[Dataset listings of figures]
· · ·

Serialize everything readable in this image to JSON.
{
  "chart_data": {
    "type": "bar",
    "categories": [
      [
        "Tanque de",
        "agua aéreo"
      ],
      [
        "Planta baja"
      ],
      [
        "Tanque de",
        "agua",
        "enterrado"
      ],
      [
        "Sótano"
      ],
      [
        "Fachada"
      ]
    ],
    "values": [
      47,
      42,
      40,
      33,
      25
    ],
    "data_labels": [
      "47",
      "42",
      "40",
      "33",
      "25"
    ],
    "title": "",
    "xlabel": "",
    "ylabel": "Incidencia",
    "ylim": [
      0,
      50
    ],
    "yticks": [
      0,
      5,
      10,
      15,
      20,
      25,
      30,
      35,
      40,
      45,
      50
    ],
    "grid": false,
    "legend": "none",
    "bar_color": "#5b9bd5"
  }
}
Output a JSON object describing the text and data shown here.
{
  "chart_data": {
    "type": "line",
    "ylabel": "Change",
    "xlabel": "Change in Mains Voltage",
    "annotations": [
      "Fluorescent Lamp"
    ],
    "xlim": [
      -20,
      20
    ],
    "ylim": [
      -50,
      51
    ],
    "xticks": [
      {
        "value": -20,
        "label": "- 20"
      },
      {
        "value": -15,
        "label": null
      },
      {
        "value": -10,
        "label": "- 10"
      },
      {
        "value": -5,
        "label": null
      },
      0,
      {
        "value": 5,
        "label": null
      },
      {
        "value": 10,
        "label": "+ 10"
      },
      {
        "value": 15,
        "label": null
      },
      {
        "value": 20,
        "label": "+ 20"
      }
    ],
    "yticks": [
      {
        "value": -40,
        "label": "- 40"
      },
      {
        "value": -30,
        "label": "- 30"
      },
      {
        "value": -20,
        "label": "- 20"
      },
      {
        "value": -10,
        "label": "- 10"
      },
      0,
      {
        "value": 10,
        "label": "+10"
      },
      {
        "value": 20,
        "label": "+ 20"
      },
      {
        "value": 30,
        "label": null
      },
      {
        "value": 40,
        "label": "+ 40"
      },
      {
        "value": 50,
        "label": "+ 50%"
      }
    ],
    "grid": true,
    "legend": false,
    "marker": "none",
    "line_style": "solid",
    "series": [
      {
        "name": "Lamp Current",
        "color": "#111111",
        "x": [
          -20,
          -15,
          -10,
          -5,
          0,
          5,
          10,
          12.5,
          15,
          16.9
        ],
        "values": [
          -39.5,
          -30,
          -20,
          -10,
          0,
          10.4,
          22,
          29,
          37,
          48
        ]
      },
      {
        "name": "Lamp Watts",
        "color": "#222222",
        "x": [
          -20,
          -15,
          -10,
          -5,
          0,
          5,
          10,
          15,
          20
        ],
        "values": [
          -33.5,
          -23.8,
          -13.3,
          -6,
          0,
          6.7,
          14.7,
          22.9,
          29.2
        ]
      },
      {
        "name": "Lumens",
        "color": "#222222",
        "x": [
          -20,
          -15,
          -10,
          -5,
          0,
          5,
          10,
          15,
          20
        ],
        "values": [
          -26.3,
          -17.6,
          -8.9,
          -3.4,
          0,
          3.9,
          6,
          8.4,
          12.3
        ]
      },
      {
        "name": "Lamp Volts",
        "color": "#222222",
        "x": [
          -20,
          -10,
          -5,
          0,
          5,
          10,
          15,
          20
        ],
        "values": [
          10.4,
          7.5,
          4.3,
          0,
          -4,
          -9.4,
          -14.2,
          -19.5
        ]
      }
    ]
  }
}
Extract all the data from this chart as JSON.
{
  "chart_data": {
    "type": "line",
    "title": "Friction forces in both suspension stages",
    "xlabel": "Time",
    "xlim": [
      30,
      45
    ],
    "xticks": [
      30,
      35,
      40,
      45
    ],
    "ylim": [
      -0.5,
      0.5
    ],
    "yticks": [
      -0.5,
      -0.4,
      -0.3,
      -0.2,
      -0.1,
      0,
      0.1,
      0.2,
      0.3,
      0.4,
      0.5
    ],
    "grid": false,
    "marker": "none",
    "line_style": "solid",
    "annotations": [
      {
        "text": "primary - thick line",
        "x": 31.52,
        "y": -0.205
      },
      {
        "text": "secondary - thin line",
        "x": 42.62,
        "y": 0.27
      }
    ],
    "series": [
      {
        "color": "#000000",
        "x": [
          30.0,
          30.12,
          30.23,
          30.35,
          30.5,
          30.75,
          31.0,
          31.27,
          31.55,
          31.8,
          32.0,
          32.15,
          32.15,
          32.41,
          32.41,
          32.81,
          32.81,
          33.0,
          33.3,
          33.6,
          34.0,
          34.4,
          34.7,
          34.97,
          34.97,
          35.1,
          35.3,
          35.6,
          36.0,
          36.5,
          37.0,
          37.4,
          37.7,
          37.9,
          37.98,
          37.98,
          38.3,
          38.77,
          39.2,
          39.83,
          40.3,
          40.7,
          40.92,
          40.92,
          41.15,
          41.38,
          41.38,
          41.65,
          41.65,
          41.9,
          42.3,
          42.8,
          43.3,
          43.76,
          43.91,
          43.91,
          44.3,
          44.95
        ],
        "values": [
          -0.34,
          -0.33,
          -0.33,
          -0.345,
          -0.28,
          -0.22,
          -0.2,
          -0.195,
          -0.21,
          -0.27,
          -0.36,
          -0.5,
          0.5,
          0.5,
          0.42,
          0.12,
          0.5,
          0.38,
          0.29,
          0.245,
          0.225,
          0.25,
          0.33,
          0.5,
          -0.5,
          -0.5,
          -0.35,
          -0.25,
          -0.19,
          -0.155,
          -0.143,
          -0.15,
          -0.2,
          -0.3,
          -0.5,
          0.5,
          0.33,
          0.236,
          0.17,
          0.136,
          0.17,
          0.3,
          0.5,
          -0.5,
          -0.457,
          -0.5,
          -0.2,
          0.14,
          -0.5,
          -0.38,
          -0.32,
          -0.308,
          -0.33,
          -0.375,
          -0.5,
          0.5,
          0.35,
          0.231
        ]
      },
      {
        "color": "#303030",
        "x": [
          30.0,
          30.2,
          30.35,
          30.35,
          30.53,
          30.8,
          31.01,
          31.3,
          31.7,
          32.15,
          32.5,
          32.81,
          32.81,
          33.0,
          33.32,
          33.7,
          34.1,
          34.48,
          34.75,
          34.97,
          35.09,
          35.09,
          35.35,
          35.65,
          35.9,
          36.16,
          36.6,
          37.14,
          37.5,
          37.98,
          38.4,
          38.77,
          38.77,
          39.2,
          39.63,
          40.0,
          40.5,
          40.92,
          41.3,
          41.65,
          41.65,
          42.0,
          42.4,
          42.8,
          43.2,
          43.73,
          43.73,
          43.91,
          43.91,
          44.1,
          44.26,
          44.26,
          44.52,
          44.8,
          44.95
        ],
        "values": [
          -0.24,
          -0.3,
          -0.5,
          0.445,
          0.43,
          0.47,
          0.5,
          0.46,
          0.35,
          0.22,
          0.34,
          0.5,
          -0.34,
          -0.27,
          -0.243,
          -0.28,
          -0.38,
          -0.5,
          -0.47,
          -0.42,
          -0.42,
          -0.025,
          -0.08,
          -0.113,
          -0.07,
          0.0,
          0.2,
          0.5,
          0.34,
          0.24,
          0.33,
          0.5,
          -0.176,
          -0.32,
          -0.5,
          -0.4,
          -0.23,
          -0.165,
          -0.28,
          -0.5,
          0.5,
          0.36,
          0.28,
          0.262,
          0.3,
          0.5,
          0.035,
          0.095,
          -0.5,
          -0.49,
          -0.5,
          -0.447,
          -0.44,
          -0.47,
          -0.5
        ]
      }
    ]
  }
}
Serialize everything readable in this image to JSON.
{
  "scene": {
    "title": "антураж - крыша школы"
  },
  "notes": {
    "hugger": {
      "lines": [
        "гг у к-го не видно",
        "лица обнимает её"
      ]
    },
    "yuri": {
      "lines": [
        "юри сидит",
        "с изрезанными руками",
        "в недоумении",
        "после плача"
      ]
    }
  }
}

· · ·

» Problem details: List every line above containing the word "JSON".

» Reply:
Serialize everything readable in this image to JSON.
Output a JSON object describing the text and data shown here.
Extract all the data from this chart as JSON.
Serialize everything readable in this image to JSON.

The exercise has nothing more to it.